> **YOUR OBJECTIVE**: Locate the word "кілемдік" in the entries below, then gather every line that holds it.

>> start RECORDS FOR THIS EXERCISE

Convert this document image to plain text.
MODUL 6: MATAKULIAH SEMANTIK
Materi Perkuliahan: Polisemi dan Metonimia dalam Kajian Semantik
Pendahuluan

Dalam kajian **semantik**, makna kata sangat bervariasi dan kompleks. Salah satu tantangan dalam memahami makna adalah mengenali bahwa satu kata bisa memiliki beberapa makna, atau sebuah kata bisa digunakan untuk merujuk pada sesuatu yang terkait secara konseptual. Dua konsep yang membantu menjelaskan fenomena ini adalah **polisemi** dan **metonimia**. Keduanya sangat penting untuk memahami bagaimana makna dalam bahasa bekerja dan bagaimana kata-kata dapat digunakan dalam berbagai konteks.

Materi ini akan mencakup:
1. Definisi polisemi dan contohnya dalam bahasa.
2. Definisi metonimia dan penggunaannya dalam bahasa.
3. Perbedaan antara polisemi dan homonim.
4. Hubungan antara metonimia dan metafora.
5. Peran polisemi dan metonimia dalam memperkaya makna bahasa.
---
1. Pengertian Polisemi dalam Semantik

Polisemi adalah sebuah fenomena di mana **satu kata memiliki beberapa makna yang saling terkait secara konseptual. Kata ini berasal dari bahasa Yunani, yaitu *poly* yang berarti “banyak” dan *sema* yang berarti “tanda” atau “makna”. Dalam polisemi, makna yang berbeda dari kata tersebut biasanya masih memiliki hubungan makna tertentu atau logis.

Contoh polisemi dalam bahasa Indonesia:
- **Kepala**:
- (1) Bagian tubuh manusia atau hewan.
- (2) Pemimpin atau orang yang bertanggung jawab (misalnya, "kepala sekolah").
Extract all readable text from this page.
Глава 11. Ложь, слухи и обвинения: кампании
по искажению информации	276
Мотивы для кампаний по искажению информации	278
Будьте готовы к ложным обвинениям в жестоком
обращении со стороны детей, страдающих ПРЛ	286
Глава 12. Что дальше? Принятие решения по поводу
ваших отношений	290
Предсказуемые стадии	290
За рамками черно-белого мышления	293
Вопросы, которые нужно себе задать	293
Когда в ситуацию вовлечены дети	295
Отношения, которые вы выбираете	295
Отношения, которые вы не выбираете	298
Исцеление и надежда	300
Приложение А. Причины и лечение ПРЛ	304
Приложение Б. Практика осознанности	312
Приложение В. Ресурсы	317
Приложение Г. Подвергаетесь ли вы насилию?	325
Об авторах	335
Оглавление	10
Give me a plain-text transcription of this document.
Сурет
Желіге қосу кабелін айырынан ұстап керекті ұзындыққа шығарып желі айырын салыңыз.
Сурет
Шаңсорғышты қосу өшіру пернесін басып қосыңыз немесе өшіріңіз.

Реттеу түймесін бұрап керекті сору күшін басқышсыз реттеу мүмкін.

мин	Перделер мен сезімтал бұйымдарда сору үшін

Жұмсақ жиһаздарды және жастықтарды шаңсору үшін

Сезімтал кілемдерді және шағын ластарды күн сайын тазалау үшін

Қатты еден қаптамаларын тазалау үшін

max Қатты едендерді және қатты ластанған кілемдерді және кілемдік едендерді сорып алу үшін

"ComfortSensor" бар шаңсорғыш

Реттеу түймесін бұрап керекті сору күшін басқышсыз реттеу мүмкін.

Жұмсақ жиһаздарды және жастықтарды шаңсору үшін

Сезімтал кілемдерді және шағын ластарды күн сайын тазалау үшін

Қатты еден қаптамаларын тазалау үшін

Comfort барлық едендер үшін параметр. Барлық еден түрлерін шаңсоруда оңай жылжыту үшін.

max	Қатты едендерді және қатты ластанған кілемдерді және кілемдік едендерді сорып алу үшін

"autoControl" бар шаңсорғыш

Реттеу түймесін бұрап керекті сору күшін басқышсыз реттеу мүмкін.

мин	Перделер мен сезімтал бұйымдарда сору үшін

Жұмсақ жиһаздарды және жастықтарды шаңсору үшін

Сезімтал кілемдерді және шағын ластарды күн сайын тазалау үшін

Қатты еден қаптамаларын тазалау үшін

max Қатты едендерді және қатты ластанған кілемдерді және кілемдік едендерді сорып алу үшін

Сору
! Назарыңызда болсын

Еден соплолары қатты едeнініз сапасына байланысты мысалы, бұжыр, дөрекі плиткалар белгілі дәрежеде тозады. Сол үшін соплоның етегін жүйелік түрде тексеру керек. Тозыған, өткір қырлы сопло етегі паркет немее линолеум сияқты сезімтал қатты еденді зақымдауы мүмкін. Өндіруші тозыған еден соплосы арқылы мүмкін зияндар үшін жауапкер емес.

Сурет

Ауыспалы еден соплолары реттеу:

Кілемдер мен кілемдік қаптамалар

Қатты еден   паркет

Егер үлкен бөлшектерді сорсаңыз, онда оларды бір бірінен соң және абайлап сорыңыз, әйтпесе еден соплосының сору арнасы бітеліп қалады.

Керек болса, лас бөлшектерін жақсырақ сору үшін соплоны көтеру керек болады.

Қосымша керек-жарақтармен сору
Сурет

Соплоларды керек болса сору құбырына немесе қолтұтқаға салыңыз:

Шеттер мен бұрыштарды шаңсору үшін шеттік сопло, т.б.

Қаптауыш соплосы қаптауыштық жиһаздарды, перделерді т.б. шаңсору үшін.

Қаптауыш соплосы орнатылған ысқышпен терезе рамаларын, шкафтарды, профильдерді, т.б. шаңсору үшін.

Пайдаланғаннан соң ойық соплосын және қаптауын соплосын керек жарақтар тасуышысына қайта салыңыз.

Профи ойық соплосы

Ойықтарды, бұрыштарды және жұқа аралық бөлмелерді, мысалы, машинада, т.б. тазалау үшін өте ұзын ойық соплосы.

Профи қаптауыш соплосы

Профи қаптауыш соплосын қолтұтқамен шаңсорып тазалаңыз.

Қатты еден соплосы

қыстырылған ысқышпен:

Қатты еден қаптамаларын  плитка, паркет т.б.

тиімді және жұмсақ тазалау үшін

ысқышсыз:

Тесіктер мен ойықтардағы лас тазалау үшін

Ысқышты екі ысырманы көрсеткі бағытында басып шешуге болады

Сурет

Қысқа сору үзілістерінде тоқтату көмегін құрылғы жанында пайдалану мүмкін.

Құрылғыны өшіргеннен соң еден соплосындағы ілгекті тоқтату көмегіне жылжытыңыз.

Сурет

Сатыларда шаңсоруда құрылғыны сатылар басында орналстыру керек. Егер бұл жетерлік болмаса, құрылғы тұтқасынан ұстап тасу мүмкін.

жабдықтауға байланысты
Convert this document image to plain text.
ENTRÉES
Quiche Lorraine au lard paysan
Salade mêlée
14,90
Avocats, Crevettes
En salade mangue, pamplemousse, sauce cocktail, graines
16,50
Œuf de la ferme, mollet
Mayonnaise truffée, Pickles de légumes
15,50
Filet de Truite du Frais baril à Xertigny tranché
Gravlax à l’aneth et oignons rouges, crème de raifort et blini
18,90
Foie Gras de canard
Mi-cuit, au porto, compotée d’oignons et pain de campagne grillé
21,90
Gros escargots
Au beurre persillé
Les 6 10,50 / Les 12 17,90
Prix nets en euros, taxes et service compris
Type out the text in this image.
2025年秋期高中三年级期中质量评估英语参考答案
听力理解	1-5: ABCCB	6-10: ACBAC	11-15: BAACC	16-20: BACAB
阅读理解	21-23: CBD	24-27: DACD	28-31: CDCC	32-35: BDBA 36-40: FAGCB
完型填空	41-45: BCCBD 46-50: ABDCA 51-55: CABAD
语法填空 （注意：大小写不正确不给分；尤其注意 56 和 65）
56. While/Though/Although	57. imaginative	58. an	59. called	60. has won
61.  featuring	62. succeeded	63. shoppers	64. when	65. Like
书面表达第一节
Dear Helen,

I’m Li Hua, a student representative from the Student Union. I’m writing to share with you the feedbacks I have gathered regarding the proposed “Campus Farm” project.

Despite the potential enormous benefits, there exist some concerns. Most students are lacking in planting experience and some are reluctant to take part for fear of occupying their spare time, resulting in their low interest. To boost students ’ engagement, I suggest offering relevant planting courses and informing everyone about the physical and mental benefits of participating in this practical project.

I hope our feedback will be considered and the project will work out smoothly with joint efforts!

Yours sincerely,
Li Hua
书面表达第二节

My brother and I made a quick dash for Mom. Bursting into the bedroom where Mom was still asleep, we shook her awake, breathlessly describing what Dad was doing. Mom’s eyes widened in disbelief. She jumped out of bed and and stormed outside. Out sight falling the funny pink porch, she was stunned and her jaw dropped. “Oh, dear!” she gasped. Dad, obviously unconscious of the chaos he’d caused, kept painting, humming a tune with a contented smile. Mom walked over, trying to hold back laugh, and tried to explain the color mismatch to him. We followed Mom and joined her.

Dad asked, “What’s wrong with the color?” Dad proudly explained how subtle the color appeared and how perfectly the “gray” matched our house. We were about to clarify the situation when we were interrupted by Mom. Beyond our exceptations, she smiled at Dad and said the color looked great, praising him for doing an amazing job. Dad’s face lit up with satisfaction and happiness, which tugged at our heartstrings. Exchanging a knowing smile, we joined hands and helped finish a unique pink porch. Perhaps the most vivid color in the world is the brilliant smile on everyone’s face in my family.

>> end RECORDS FOR THIS EXERCISE

> **EXERCISE RESPONSE**:
max Қатты едендерді және қатты ластанған кілемдерді және кілемдік едендерді сорып алу үшін
max	Қатты едендерді және қатты ластанған кілемдерді және кілемдік едендерді сорып алу үшін
max Қатты едендерді және қатты ластанған кілемдерді және кілемдік едендерді сорып алу үшін
Кілемдер мен кілемдік қаптамалар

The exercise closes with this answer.